DATA SHOWN:
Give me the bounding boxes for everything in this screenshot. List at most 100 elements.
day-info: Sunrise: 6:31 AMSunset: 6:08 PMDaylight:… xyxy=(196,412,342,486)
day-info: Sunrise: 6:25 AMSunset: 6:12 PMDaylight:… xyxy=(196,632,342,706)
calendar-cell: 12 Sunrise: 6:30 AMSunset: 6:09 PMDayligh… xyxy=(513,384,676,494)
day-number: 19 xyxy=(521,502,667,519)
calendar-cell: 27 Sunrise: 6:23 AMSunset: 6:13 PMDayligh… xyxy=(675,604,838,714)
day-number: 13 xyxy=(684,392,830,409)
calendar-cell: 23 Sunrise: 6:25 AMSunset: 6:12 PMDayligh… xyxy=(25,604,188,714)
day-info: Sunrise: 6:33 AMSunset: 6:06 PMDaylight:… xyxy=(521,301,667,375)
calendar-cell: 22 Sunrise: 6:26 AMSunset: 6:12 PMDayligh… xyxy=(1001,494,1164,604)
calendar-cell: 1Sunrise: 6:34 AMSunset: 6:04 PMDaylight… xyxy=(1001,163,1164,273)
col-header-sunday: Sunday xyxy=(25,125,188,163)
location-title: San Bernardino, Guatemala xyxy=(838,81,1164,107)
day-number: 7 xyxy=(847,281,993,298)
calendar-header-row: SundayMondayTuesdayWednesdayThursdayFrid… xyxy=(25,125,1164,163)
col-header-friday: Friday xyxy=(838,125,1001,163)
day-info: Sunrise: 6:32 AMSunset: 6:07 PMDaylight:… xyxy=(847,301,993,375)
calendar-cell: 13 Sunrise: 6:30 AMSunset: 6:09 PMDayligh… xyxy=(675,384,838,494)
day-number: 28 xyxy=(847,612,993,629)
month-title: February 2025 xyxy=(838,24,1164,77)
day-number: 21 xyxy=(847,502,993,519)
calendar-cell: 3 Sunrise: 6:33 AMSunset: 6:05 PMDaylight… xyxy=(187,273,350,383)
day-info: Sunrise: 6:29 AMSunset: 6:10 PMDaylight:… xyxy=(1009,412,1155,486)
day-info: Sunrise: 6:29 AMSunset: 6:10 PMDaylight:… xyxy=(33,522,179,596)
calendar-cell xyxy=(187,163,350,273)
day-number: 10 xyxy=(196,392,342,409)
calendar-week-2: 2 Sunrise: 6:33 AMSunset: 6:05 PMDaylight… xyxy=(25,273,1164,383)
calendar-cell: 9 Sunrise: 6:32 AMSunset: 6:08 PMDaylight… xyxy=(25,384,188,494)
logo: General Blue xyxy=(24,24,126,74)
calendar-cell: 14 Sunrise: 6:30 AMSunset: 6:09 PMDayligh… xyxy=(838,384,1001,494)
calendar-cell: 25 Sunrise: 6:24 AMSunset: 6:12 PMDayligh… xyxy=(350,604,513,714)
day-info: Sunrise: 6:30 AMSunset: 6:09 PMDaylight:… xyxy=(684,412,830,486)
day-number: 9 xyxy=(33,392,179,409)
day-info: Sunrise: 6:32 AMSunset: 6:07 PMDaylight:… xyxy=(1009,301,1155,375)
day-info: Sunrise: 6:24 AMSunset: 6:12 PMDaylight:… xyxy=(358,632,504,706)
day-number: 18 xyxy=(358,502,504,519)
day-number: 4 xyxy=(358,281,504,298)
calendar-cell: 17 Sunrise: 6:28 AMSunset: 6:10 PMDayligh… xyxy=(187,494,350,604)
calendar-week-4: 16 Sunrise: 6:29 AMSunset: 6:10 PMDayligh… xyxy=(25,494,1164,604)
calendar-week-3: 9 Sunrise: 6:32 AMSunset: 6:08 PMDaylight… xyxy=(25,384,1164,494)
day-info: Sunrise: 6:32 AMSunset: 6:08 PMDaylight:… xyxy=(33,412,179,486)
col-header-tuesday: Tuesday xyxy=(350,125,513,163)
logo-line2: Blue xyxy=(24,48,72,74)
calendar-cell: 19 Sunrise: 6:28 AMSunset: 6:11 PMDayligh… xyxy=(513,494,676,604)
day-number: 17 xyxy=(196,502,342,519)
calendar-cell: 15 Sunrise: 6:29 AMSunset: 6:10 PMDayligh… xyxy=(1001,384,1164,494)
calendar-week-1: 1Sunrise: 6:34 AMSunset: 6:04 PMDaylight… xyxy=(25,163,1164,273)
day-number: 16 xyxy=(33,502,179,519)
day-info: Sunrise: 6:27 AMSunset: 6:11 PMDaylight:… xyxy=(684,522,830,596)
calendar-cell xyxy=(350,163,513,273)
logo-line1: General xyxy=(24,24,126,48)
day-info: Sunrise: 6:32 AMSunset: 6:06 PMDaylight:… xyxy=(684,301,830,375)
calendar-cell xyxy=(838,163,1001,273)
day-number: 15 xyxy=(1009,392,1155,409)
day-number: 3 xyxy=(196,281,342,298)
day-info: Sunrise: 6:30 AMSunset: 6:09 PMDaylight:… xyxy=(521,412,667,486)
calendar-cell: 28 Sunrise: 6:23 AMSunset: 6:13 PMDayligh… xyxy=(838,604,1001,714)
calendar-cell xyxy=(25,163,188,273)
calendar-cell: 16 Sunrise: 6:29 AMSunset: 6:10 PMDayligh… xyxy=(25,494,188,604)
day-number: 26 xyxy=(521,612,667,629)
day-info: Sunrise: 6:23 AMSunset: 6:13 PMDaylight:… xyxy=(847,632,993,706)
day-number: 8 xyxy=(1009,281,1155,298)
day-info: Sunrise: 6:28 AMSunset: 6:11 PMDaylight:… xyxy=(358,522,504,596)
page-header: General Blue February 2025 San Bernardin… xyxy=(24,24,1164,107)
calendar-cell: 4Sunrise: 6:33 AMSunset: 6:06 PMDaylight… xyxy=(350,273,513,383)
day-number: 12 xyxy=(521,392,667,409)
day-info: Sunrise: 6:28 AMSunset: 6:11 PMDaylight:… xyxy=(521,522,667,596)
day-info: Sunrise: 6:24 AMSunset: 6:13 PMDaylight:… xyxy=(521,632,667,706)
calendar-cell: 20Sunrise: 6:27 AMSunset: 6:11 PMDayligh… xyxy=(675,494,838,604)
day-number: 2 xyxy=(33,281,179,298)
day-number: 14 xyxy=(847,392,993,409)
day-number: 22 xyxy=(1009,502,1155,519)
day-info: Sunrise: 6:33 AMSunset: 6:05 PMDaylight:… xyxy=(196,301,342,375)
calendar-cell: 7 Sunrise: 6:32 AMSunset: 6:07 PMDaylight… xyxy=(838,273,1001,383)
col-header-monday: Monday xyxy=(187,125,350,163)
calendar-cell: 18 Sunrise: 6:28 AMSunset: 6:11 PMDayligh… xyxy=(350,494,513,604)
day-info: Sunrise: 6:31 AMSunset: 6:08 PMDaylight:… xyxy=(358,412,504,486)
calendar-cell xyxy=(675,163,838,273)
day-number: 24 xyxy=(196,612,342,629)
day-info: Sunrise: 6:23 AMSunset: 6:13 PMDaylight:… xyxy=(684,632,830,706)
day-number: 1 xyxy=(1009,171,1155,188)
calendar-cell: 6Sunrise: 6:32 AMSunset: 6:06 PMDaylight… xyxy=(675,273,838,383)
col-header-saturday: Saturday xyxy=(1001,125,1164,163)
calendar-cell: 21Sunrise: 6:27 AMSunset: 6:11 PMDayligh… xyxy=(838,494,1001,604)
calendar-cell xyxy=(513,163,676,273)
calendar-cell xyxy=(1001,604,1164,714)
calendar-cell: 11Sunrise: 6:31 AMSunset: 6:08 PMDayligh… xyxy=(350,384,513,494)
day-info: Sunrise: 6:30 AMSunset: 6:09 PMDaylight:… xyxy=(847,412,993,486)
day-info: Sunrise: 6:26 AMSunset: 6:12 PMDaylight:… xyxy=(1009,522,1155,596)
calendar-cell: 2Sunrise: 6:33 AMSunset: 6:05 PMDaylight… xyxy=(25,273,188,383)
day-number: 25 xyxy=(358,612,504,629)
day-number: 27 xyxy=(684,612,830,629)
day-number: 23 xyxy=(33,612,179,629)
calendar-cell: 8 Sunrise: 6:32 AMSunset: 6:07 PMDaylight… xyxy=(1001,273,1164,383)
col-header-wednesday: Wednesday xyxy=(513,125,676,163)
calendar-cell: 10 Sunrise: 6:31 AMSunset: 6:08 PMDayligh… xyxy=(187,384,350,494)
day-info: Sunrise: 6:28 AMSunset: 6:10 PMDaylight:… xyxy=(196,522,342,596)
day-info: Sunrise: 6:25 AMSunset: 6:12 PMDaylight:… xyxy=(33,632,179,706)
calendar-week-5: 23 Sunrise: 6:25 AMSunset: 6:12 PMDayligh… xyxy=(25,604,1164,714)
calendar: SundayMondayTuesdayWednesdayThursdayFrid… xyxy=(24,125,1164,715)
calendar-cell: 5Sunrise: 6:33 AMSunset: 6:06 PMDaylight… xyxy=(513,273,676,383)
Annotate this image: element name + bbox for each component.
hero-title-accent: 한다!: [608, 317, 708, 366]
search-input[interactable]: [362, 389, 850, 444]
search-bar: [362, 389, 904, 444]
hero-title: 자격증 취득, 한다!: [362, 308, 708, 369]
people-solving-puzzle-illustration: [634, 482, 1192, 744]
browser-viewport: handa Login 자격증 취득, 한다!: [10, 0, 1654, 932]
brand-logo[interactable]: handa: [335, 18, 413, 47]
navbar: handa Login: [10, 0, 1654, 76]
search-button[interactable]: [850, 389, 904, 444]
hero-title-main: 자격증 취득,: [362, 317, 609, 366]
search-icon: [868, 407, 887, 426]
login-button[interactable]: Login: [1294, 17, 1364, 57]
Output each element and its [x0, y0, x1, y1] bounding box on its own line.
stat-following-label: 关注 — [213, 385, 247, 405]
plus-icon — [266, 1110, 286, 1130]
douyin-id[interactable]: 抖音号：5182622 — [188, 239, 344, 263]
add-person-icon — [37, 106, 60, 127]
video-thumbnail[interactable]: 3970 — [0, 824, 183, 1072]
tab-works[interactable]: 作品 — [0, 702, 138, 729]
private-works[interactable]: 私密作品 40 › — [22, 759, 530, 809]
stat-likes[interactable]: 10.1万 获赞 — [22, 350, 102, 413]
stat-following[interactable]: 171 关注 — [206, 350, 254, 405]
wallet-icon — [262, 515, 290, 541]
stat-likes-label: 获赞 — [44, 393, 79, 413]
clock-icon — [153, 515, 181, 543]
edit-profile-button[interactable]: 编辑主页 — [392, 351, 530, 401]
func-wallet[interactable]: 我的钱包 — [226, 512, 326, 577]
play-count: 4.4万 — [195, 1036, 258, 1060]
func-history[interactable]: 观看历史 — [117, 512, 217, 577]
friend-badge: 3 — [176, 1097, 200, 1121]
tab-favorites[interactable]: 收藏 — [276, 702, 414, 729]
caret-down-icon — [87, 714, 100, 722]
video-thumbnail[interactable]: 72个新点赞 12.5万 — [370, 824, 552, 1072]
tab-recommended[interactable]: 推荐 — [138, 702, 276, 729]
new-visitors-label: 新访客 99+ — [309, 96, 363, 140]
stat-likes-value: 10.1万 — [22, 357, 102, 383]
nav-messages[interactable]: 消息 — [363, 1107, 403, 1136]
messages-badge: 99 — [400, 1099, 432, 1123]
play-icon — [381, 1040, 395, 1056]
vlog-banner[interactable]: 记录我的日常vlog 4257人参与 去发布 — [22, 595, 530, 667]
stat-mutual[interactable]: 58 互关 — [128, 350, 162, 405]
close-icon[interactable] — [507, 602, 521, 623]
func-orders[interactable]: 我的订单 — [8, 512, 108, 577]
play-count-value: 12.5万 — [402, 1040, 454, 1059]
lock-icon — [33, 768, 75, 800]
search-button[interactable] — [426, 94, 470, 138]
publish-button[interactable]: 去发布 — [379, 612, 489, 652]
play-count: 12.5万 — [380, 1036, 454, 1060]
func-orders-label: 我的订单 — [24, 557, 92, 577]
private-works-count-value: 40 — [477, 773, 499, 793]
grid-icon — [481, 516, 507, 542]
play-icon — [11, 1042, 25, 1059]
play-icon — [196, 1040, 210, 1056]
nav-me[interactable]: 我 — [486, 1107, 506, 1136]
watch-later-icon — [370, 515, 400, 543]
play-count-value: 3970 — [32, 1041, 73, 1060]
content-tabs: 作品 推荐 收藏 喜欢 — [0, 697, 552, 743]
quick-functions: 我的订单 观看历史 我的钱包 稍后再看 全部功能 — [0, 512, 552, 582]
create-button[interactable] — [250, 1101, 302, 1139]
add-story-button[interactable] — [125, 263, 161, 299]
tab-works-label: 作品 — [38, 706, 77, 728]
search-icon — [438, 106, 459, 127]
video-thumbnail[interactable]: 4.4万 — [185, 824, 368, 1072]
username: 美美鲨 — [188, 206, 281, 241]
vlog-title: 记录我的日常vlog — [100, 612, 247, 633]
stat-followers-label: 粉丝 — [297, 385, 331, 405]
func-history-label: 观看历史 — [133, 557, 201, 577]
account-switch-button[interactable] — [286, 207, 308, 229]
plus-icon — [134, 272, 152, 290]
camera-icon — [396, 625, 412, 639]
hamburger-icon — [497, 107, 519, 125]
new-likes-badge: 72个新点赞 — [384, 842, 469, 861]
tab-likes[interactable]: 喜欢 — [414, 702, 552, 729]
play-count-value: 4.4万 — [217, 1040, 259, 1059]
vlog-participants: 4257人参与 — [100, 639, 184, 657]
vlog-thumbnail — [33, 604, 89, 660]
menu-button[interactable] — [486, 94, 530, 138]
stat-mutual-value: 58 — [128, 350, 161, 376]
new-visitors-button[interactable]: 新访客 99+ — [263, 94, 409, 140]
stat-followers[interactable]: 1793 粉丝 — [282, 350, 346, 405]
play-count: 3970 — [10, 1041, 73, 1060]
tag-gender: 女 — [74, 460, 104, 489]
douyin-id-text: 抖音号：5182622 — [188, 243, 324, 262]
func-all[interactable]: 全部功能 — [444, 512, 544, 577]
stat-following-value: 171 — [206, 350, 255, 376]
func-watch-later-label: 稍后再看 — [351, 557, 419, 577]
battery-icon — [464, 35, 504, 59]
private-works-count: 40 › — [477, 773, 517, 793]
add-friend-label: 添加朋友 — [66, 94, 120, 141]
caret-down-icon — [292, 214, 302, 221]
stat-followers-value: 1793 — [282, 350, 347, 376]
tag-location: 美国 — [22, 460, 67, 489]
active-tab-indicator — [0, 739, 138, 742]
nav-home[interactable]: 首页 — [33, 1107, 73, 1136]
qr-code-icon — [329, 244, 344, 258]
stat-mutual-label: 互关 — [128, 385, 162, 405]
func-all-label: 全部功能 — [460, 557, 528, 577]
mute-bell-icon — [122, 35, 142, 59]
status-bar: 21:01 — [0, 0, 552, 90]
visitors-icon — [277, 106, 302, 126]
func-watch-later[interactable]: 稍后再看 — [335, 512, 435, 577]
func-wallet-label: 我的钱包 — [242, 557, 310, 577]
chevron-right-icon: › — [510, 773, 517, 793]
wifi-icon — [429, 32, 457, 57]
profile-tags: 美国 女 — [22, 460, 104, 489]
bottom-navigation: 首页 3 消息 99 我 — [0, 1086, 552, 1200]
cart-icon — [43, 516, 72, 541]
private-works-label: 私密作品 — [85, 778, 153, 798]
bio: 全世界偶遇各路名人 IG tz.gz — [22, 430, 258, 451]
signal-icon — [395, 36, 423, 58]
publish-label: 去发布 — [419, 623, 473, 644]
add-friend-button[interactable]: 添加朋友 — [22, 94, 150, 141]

WHAT IS NEEDED: Return the entries unchanged, from the first one through the one containing "day-number: 21 xyxy=(847,502,993,519)", including both ends.

ANSWER TO THE EXERCISE:
Give me the bounding boxes for everything in this screenshot. List at most 100 elements.
day-info: Sunrise: 6:31 AMSunset: 6:08 PMDaylight:… xyxy=(196,412,342,486)
day-info: Sunrise: 6:25 AMSunset: 6:12 PMDaylight:… xyxy=(196,632,342,706)
calendar-cell: 12 Sunrise: 6:30 AMSunset: 6:09 PMDayligh… xyxy=(513,384,676,494)
day-number: 19 xyxy=(521,502,667,519)
calendar-cell: 27 Sunrise: 6:23 AMSunset: 6:13 PMDayligh… xyxy=(675,604,838,714)
day-number: 13 xyxy=(684,392,830,409)
calendar-cell: 23 Sunrise: 6:25 AMSunset: 6:12 PMDayligh… xyxy=(25,604,188,714)
day-info: Sunrise: 6:33 AMSunset: 6:06 PMDaylight:… xyxy=(521,301,667,375)
calendar-cell: 22 Sunrise: 6:26 AMSunset: 6:12 PMDayligh… xyxy=(1001,494,1164,604)
calendar-cell: 1Sunrise: 6:34 AMSunset: 6:04 PMDaylight… xyxy=(1001,163,1164,273)
col-header-sunday: Sunday xyxy=(25,125,188,163)
location-title: San Bernardino, Guatemala xyxy=(838,81,1164,107)
day-number: 7 xyxy=(847,281,993,298)
calendar-header-row: SundayMondayTuesdayWednesdayThursdayFrid… xyxy=(25,125,1164,163)
col-header-friday: Friday xyxy=(838,125,1001,163)
day-info: Sunrise: 6:32 AMSunset: 6:07 PMDaylight:… xyxy=(847,301,993,375)
calendar-cell: 13 Sunrise: 6:30 AMSunset: 6:09 PMDayligh… xyxy=(675,384,838,494)
day-number: 28 xyxy=(847,612,993,629)
month-title: February 2025 xyxy=(838,24,1164,77)
day-number: 21 xyxy=(847,502,993,519)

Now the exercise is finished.